• _Written problem_: For the entries below, how many lines include the word "this"? Give the figure and nothing more.

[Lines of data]
- - - - - - -
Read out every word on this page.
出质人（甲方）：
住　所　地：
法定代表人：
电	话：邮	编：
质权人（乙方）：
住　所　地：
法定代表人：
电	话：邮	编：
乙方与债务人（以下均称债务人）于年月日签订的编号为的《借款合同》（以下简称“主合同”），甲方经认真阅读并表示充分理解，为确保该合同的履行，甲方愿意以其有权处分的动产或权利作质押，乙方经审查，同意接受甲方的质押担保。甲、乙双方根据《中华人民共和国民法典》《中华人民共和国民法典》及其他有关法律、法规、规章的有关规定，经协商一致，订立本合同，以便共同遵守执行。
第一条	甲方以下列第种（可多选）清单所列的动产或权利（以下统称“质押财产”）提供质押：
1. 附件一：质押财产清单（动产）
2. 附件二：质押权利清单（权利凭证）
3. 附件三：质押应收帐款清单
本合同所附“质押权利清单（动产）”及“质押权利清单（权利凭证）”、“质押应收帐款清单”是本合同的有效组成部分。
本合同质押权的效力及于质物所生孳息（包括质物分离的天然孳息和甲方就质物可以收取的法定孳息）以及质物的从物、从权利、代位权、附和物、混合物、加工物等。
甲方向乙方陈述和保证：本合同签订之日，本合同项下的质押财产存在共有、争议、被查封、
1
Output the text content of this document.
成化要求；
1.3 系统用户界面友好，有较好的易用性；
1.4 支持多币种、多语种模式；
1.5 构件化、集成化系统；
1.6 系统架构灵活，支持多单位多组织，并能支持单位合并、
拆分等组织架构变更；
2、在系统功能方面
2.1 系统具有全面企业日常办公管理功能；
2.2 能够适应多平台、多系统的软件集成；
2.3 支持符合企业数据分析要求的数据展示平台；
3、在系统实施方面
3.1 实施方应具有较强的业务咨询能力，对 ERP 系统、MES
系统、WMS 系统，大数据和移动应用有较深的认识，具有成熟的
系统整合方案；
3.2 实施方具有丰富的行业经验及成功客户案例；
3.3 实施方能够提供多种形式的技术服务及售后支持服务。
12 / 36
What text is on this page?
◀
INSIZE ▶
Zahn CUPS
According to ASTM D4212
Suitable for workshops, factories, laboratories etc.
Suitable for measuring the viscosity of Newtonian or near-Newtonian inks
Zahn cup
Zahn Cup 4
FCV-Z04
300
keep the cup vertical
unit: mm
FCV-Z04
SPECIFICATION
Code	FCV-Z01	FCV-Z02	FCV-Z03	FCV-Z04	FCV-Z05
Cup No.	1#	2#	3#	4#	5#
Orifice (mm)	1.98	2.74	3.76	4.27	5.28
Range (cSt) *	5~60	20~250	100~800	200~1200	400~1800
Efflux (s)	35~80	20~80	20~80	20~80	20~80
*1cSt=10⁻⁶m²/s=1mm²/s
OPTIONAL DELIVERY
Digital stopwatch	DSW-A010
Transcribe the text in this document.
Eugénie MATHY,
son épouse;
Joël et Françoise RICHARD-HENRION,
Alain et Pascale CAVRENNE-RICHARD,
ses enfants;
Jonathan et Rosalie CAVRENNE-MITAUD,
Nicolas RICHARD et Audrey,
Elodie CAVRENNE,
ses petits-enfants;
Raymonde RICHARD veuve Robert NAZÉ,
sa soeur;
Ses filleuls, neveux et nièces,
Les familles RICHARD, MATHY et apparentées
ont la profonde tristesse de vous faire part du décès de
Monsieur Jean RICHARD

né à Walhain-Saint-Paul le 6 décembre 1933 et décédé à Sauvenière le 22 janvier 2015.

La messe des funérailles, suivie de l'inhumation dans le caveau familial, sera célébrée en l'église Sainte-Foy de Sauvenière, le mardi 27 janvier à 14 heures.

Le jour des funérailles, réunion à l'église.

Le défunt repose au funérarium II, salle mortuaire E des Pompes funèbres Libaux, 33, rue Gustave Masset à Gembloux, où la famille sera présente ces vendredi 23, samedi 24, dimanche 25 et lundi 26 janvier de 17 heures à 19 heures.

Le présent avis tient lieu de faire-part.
- - - - - - -
• _Task response_: 4